What the task asks:
Look for the word "interiores" in the entries below, then copy every line that has it.

◇ ◇ ◇ ◇

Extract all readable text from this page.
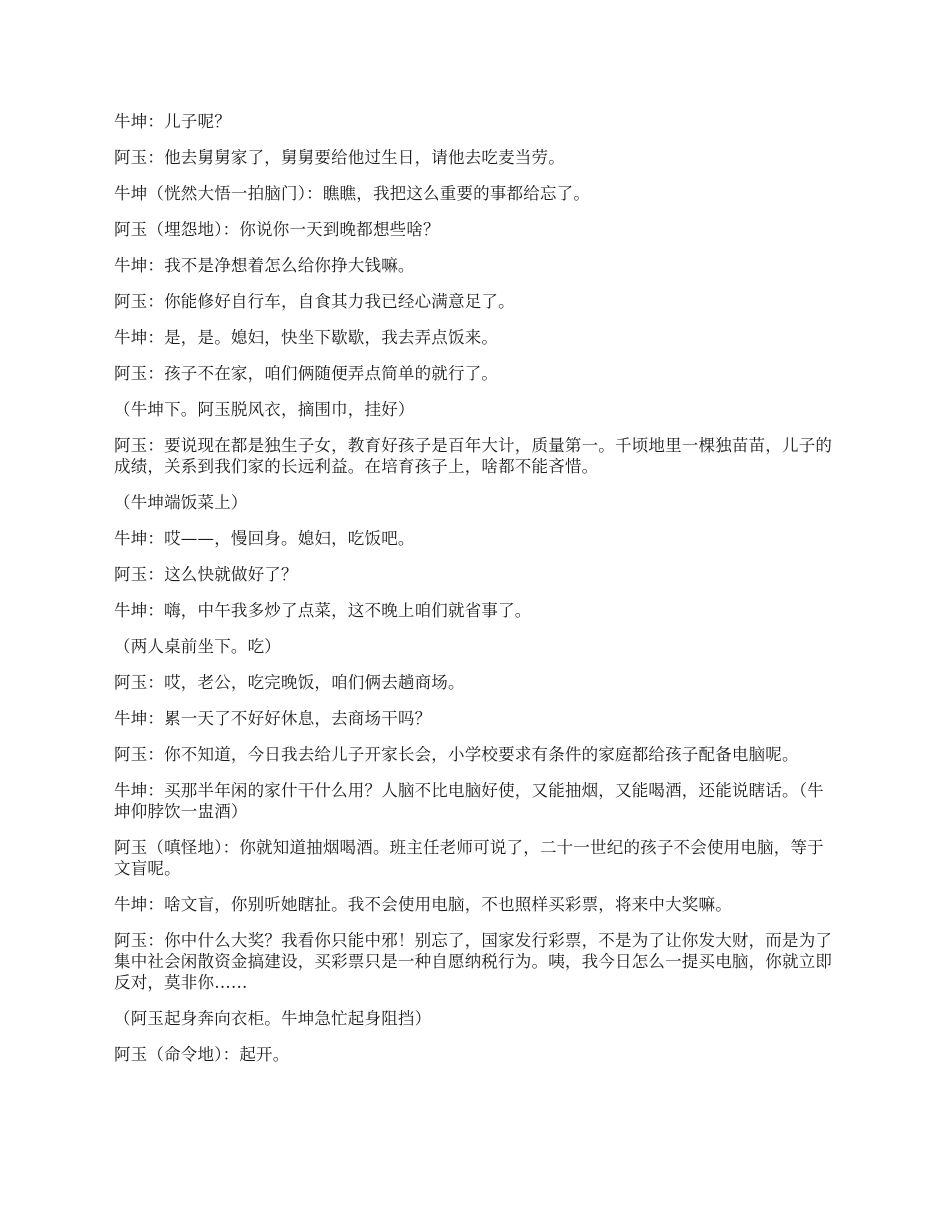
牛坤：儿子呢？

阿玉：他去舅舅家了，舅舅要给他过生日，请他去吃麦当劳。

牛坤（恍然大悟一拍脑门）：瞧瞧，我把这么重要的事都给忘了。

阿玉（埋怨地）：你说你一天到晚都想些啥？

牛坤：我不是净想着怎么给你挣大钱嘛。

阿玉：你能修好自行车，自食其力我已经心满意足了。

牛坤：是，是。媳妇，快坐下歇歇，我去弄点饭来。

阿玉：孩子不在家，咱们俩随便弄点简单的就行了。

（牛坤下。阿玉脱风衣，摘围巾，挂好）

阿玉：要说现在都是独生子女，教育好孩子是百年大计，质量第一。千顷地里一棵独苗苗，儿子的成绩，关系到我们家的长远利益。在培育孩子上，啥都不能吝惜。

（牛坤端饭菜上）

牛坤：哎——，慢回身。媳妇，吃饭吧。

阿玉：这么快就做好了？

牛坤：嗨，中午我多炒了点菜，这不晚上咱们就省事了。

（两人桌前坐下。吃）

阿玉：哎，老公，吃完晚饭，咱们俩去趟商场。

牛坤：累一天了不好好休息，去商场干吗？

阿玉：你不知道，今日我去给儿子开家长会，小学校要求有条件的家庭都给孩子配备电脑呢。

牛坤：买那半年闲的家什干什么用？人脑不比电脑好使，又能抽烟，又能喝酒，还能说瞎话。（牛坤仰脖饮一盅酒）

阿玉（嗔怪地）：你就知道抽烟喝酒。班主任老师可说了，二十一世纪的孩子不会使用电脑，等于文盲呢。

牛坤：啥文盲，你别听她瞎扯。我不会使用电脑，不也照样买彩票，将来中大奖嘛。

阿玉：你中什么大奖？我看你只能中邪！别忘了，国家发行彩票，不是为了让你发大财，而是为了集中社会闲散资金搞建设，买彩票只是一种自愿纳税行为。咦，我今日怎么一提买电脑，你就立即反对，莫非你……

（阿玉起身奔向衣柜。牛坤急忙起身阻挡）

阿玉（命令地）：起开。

◇ ◇ ◇ ◇

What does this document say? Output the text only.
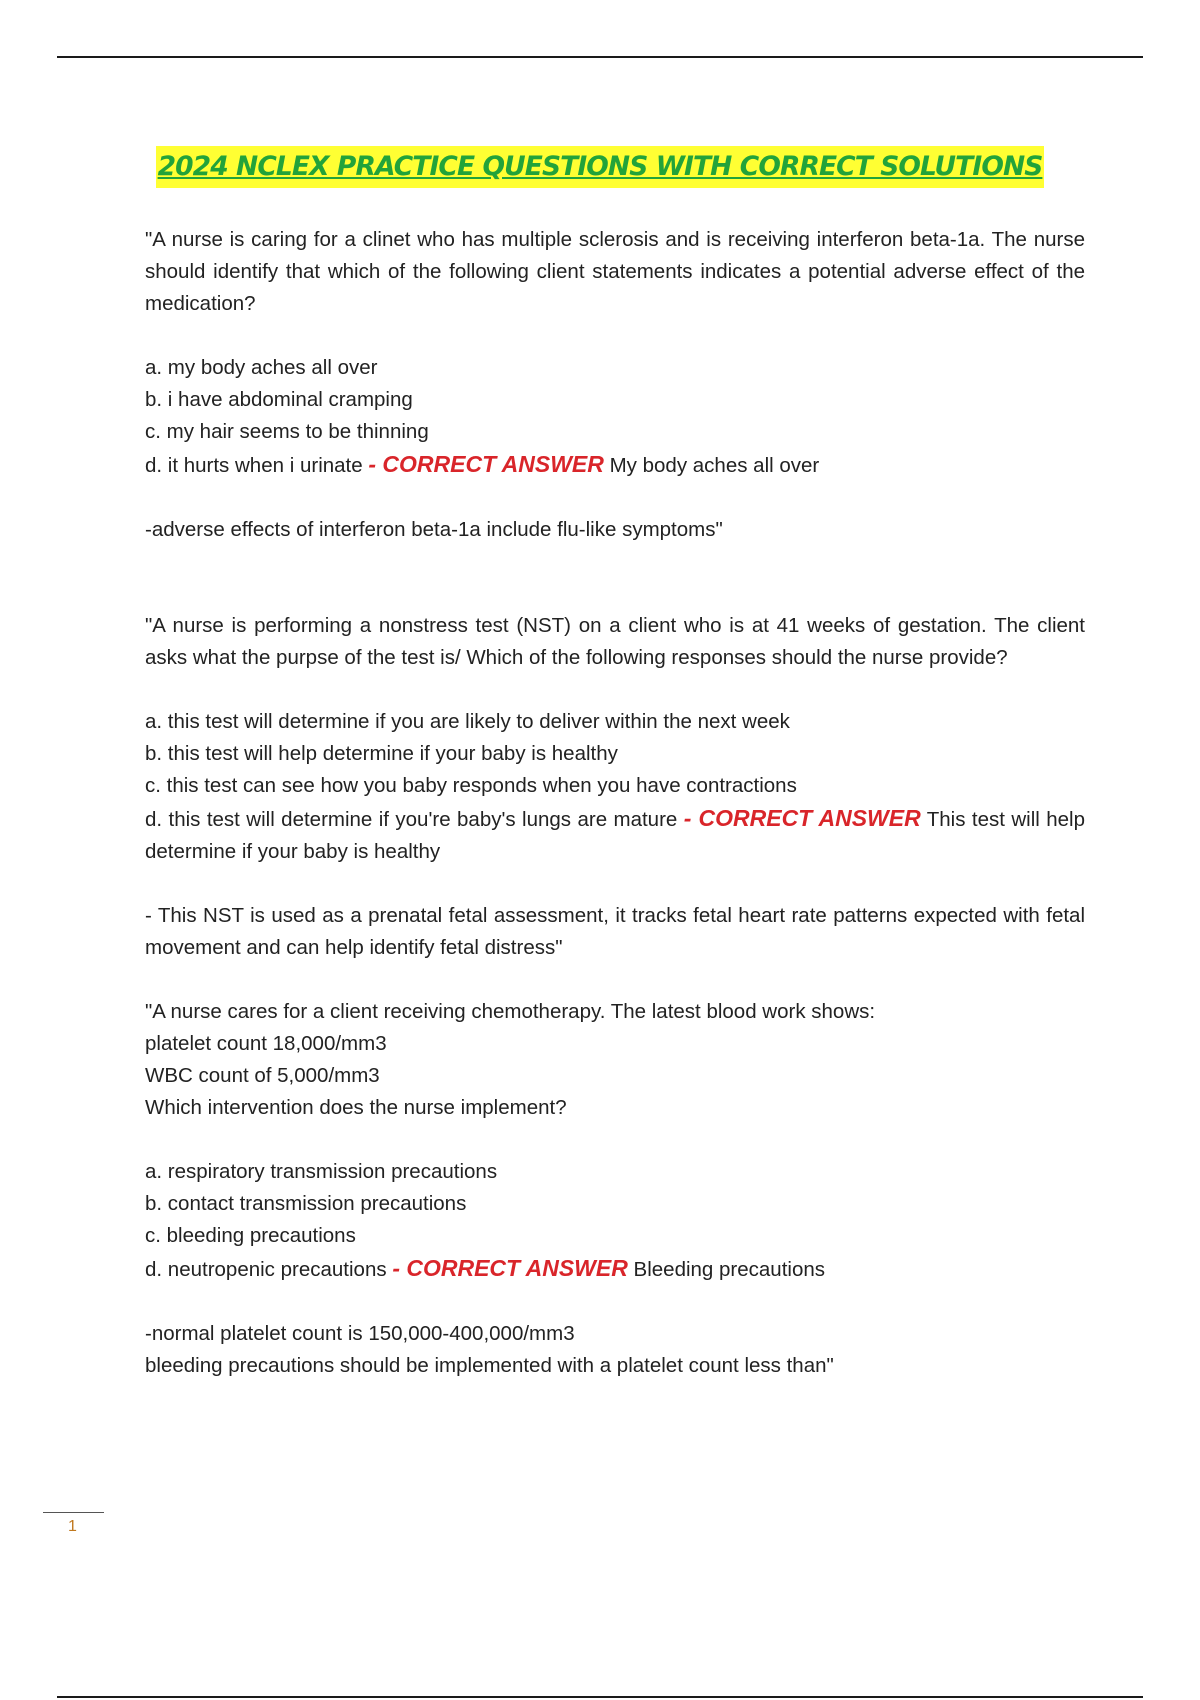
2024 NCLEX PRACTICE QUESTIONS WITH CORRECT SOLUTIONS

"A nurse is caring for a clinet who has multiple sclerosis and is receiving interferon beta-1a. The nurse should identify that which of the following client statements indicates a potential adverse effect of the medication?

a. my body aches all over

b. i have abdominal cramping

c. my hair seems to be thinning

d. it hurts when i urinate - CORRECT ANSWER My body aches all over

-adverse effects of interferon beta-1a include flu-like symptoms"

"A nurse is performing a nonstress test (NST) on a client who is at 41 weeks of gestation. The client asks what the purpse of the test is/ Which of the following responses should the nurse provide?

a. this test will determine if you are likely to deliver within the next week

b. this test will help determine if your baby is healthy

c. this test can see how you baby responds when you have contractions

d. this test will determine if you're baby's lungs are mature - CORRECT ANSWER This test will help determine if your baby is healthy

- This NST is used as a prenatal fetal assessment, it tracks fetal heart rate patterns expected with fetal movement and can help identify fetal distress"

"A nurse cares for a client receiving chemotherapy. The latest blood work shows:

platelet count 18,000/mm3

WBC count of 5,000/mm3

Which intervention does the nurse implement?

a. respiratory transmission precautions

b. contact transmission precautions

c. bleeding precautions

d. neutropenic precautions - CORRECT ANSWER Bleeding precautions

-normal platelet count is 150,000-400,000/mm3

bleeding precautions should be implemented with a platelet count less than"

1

◇ ◇ ◇ ◇

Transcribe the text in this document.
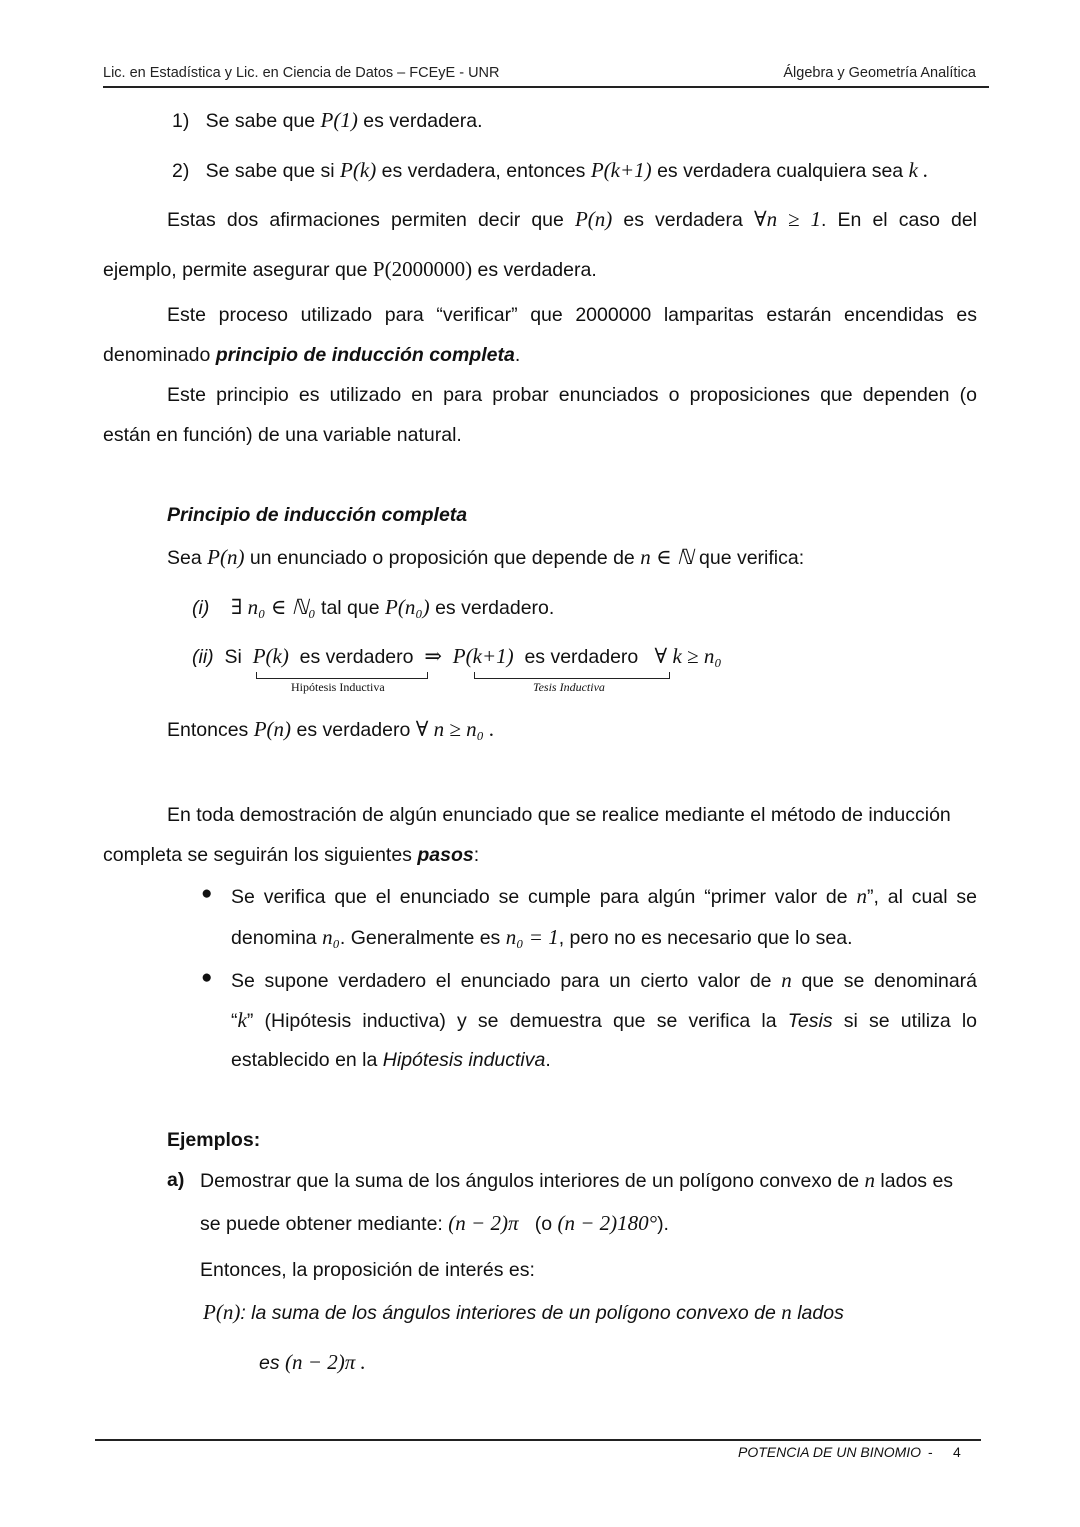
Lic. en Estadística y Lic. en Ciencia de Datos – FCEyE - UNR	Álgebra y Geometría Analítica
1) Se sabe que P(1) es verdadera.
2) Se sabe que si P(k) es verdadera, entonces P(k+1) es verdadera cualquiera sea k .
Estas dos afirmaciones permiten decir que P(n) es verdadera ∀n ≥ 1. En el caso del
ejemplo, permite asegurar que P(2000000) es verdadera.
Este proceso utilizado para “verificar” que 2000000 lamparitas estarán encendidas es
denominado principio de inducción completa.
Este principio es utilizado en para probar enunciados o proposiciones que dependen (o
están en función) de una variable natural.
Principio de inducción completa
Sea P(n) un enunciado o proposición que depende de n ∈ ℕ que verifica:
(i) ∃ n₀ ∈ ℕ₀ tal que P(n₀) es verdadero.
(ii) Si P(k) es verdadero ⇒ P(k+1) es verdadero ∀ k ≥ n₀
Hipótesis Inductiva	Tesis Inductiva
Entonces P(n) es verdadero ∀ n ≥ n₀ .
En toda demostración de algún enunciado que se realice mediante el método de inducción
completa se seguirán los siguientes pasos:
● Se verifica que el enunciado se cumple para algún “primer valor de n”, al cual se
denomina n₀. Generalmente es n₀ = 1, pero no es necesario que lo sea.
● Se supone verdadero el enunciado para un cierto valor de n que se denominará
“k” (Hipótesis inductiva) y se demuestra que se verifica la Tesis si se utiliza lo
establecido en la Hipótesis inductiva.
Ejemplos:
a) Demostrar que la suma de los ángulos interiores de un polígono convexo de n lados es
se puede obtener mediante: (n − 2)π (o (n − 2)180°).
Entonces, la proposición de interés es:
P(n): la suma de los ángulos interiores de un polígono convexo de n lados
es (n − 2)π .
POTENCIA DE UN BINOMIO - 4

◇ ◇ ◇ ◇

Solution for this exercise:
a) Demostrar que la suma de los ángulos interiores de un polígono convexo de n lados es
P(n): la suma de los ángulos interiores de un polígono convexo de n lados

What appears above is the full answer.